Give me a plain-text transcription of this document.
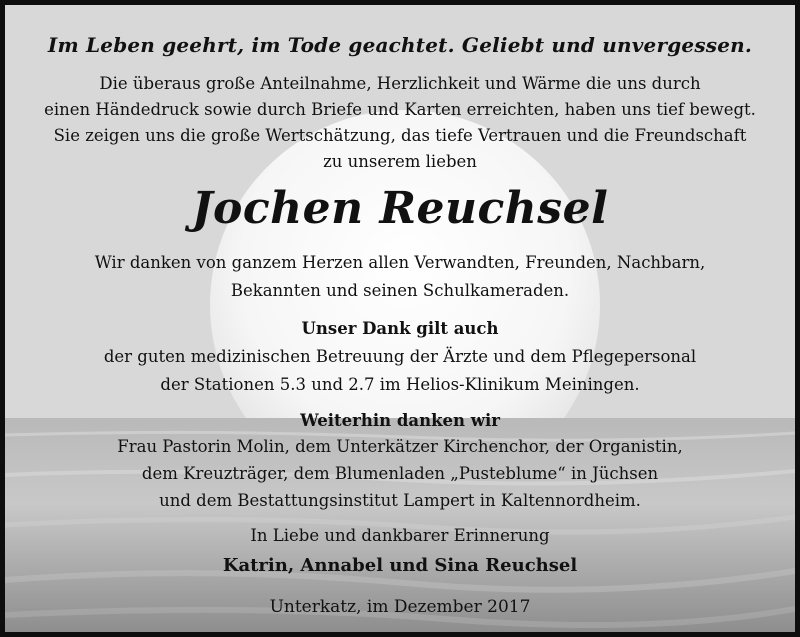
Im Leben geehrt, im Tode geachtet. Geliebt und unvergessen.
Die überaus große Anteilnahme, Herzlichkeit und Wärme die uns durch
einen Händedruck sowie durch Briefe und Karten erreichten, haben uns tief bewegt.
Sie zeigen uns die große Wertschätzung, das tiefe Vertrauen und die Freundschaft
zu unserem lieben
Jochen Reuchsel
Wir danken von ganzem Herzen allen Verwandten, Freunden, Nachbarn,
Bekannten und seinen Schulkameraden.
Unser Dank gilt auch
der guten medizinischen Betreuung der Ärzte und dem Pflegepersonal
der Stationen 5.3 und 2.7 im Helios-Klinikum Meiningen.
Weiterhin danken wir
Frau Pastorin Molin, dem Unterkätzer Kirchenchor, der Organistin,
dem Kreuzträger, dem Blumenladen „Pusteblume“ in Jüchsen
und dem Bestattungsinstitut Lampert in Kaltennordheim.
In Liebe und dankbarer Erinnerung
Katrin, Annabel und Sina Reuchsel
Unterkatz, im Dezember 2017
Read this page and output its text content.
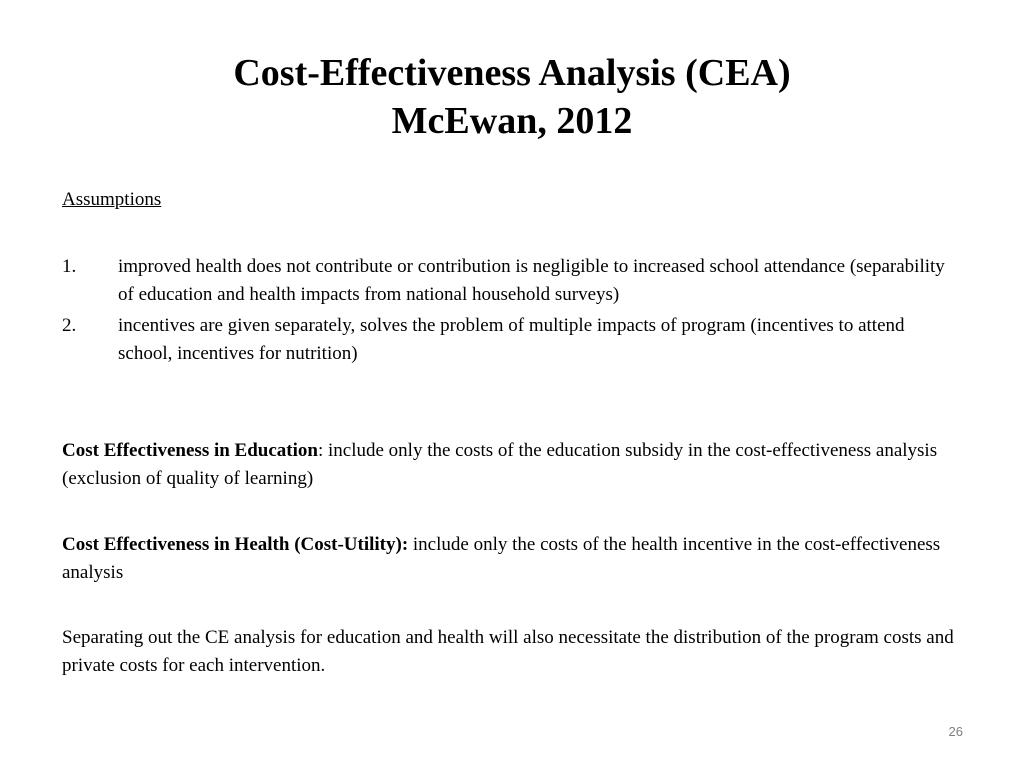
Cost-Effectiveness Analysis (CEA)
McEwan, 2012
Assumptions
1.	improved health does not contribute or contribution is negligible to increased school attendance (separability of education and health impacts from national household surveys)
2.	incentives are given separately, solves the problem of multiple impacts of program (incentives to attend school, incentives for nutrition)
Cost Effectiveness in Education: include only the costs of the education subsidy in the cost-effectiveness analysis (exclusion of quality of learning)
Cost Effectiveness in Health (Cost-Utility): include only the costs of the health incentive in the cost-effectiveness analysis
Separating out the CE analysis for education and health will also necessitate the distribution of the program costs and private costs for each intervention.
26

*Instructions to follow*. Print out the whole of the material word for word, without pictures.

*Final result*.
Give me a plain-text transcription of this document.
Im Leben geehrt, im Tode geachtet. Geliebt und unvergessen.
Die überaus große Anteilnahme, Herzlichkeit und Wärme die uns durch
einen Händedruck sowie durch Briefe und Karten erreichten, haben uns tief bewegt.
Sie zeigen uns die große Wertschätzung, das tiefe Vertrauen und die Freundschaft
zu unserem lieben
Jochen Reuchsel
Wir danken von ganzem Herzen allen Verwandten, Freunden, Nachbarn,
Bekannten und seinen Schulkameraden.
Unser Dank gilt auch
der guten medizinischen Betreuung der Ärzte und dem Pflegepersonal
der Stationen 5.3 und 2.7 im Helios-Klinikum Meiningen.
Weiterhin danken wir
Frau Pastorin Molin, dem Unterkätzer Kirchenchor, der Organistin,
dem Kreuzträger, dem Blumenladen „Pusteblume“ in Jüchsen
und dem Bestattungsinstitut Lampert in Kaltennordheim.
In Liebe und dankbarer Erinnerung
Katrin, Annabel und Sina Reuchsel
Unterkatz, im Dezember 2017
Read this page and output its text content.
Cost-Effectiveness Analysis (CEA)
McEwan, 2012
Assumptions
1.	improved health does not contribute or contribution is negligible to increased school attendance (separability of education and health impacts from national household surveys)
2.	incentives are given separately, solves the problem of multiple impacts of program (incentives to attend school, incentives for nutrition)
Cost Effectiveness in Education: include only the costs of the education subsidy in the cost-effectiveness analysis (exclusion of quality of learning)
Cost Effectiveness in Health (Cost-Utility): include only the costs of the health incentive in the cost-effectiveness analysis
Separating out the CE analysis for education and health will also necessitate the distribution of the program costs and private costs for each intervention.
26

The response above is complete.